**Required task**
Write out the listing beneath this instruction in its entirety, exactly as it reads.

**Record excerpts**
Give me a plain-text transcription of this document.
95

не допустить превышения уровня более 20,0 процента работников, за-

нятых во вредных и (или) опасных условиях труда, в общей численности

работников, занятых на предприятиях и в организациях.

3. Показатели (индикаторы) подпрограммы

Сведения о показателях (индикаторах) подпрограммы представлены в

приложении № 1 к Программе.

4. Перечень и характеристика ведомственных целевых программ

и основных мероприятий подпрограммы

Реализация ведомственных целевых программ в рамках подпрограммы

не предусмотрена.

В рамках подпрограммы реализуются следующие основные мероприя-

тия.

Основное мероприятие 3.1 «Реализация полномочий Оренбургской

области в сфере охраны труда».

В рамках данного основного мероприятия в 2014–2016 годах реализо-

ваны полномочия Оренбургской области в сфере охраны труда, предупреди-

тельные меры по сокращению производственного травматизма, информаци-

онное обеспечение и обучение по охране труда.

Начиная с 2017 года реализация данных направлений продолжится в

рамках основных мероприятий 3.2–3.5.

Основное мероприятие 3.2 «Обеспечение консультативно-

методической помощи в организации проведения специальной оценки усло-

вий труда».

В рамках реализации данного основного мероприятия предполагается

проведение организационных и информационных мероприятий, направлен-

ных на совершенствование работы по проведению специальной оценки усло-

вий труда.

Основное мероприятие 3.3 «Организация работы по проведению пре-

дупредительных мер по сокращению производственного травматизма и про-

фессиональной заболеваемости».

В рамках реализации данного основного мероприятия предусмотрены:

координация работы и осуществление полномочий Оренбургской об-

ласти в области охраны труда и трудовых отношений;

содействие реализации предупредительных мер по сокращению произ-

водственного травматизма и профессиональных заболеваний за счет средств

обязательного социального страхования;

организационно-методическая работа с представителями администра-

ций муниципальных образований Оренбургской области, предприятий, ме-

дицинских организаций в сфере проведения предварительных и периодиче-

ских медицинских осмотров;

**Result below**
Give me a plain-text transcription of this document.
95

не допустить превышения уровня более 20,0 процента работников, за-

нятых во вредных и (или) опасных условиях труда, в общей численности

работников, занятых на предприятиях и в организациях.

3. Показатели (индикаторы) подпрограммы

Сведения о показателях (индикаторах) подпрограммы представлены в

приложении № 1 к Программе.

4. Перечень и характеристика ведомственных целевых программ

и основных мероприятий подпрограммы

Реализация ведомственных целевых программ в рамках подпрограммы

не предусмотрена.

В рамках подпрограммы реализуются следующие основные мероприя-

тия.

Основное мероприятие 3.1 «Реализация полномочий Оренбургской

области в сфере охраны труда».

В рамках данного основного мероприятия в 2014–2016 годах реализо-

ваны полномочия Оренбургской области в сфере охраны труда, предупреди-

тельные меры по сокращению производственного травматизма, информаци-

онное обеспечение и обучение по охране труда.

Начиная с 2017 года реализация данных направлений продолжится в

рамках основных мероприятий 3.2–3.5.

Основное мероприятие 3.2 «Обеспечение консультативно-

методической помощи в организации проведения специальной оценки усло-

вий труда».

В рамках реализации данного основного мероприятия предполагается

проведение организационных и информационных мероприятий, направлен-

ных на совершенствование работы по проведению специальной оценки усло-

вий труда.

Основное мероприятие 3.3 «Организация работы по проведению пре-

дупредительных мер по сокращению производственного травматизма и про-

фессиональной заболеваемости».

В рамках реализации данного основного мероприятия предусмотрены:

координация работы и осуществление полномочий Оренбургской об-

ласти в области охраны труда и трудовых отношений;

содействие реализации предупредительных мер по сокращению произ-

водственного травматизма и профессиональных заболеваний за счет средств

обязательного социального страхования;

организационно-методическая работа с представителями администра-

ций муниципальных образований Оренбургской области, предприятий, ме-

дицинских организаций в сфере проведения предварительных и периодиче-

ских медицинских осмотров;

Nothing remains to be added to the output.